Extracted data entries
** Start **
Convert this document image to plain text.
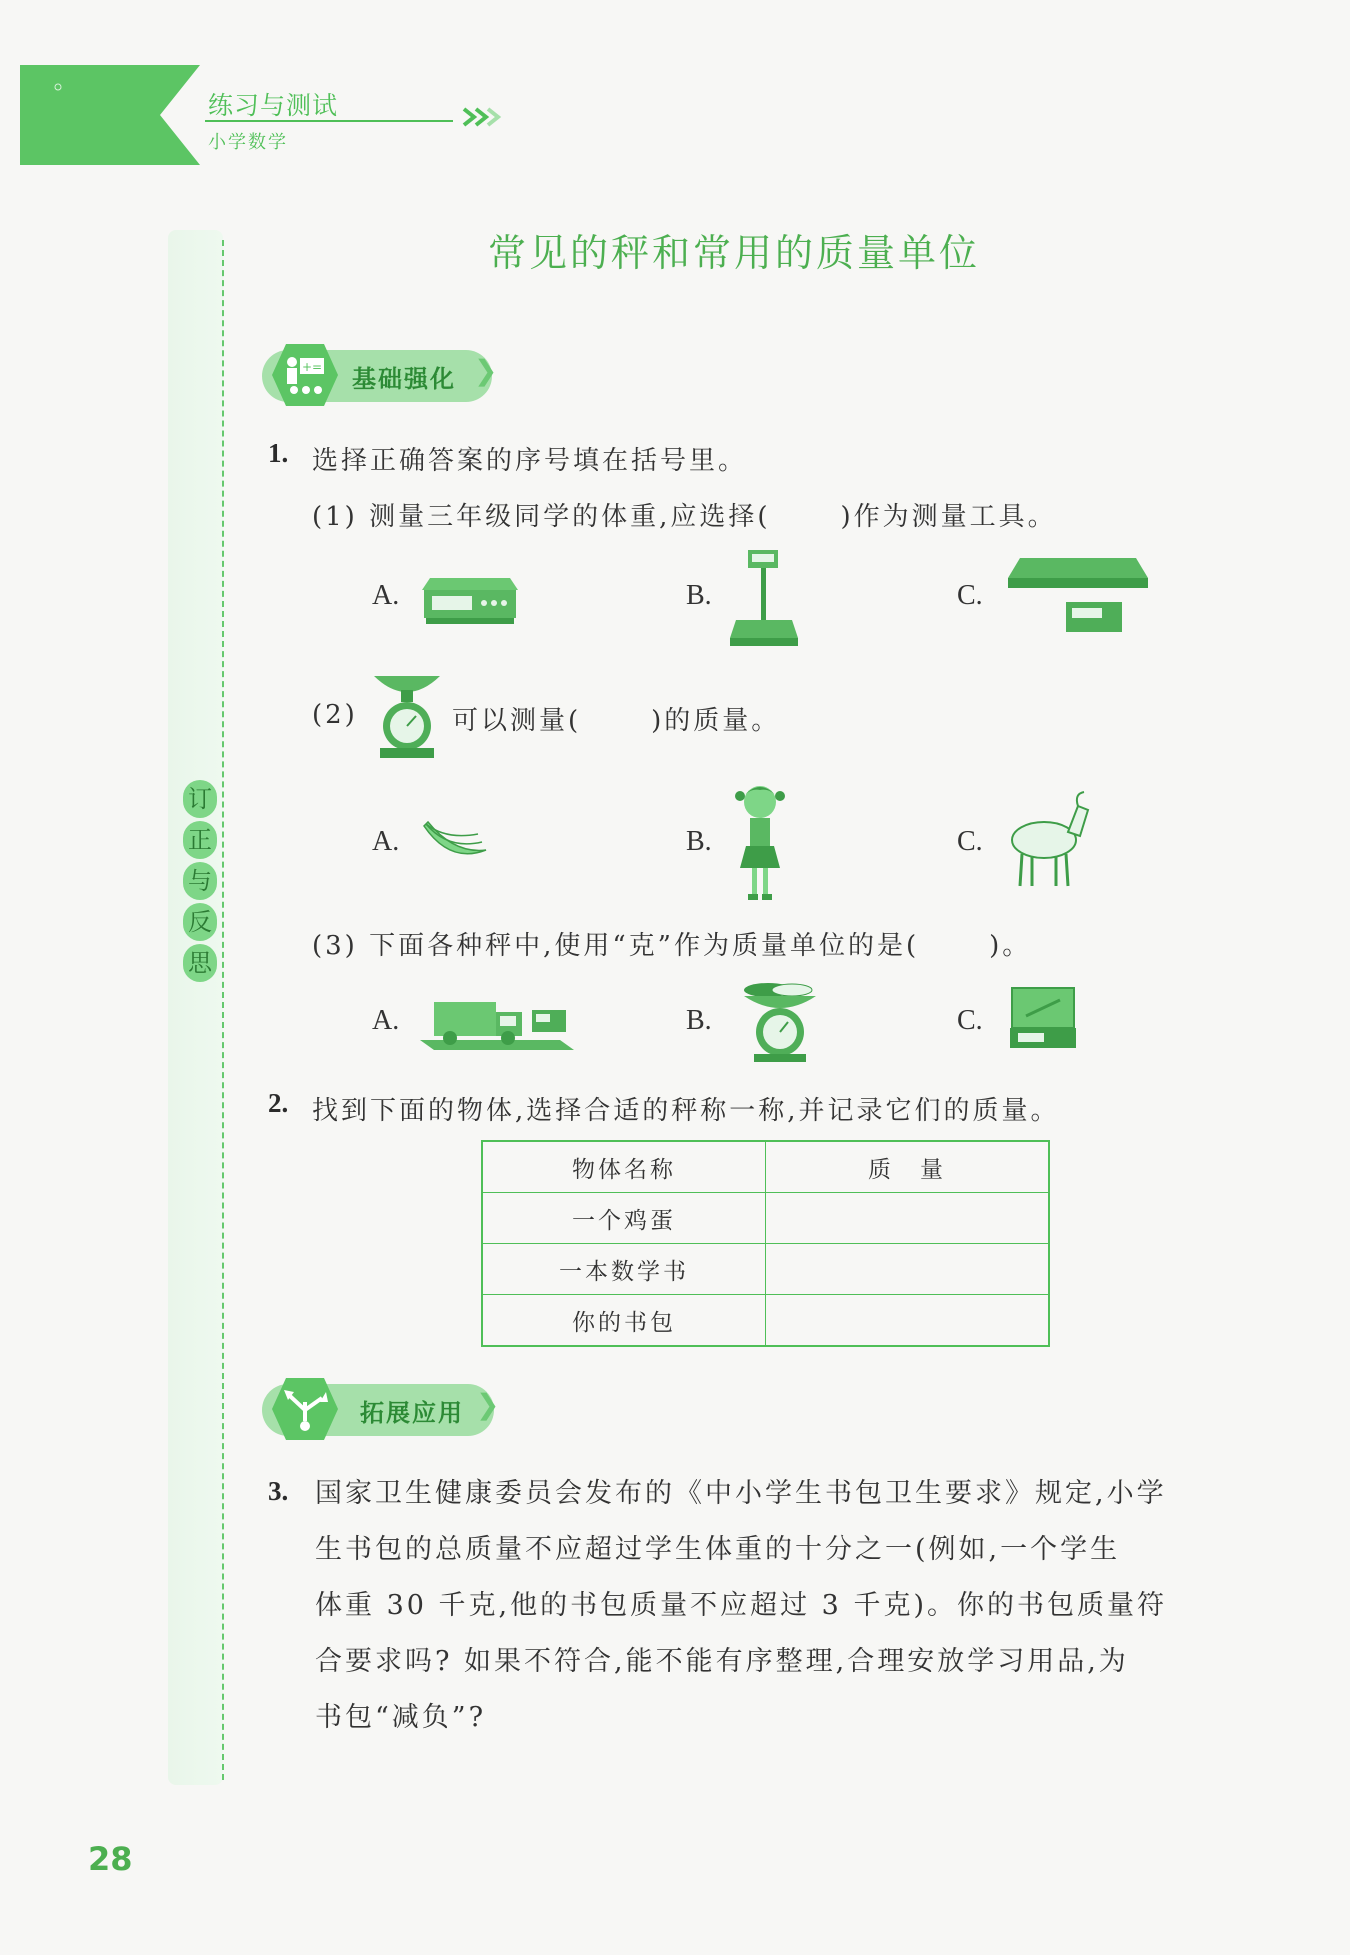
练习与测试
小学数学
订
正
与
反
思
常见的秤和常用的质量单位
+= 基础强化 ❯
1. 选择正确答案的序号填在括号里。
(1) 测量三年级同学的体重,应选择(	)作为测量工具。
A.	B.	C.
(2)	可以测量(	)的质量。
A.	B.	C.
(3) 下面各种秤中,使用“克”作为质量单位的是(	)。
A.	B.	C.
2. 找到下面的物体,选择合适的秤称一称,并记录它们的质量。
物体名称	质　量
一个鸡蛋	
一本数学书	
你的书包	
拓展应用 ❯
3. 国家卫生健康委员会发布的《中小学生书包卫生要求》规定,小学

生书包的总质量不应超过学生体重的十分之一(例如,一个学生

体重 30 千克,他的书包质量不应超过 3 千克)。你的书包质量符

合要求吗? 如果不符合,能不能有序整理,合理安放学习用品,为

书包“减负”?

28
** End **
All entries are to be retyped exactly. Omit any embedded images.

Convert this document image to plain text.
练习与测试
小学数学
订
正
与
反
思
常见的秤和常用的质量单位
+= 基础强化 ❯
1. 选择正确答案的序号填在括号里。
(1) 测量三年级同学的体重,应选择(	)作为测量工具。
A.	B.	C.
(2)	可以测量(	)的质量。
A.	B.	C.
(3) 下面各种秤中,使用“克”作为质量单位的是(	)。
A.	B.	C.
2. 找到下面的物体,选择合适的秤称一称,并记录它们的质量。
物体名称	质　量
一个鸡蛋	
一本数学书	
你的书包	
拓展应用 ❯
3. 国家卫生健康委员会发布的《中小学生书包卫生要求》规定,小学

生书包的总质量不应超过学生体重的十分之一(例如,一个学生

体重 30 千克,他的书包质量不应超过 3 千克)。你的书包质量符

合要求吗? 如果不符合,能不能有序整理,合理安放学习用品,为

书包“减负”?

28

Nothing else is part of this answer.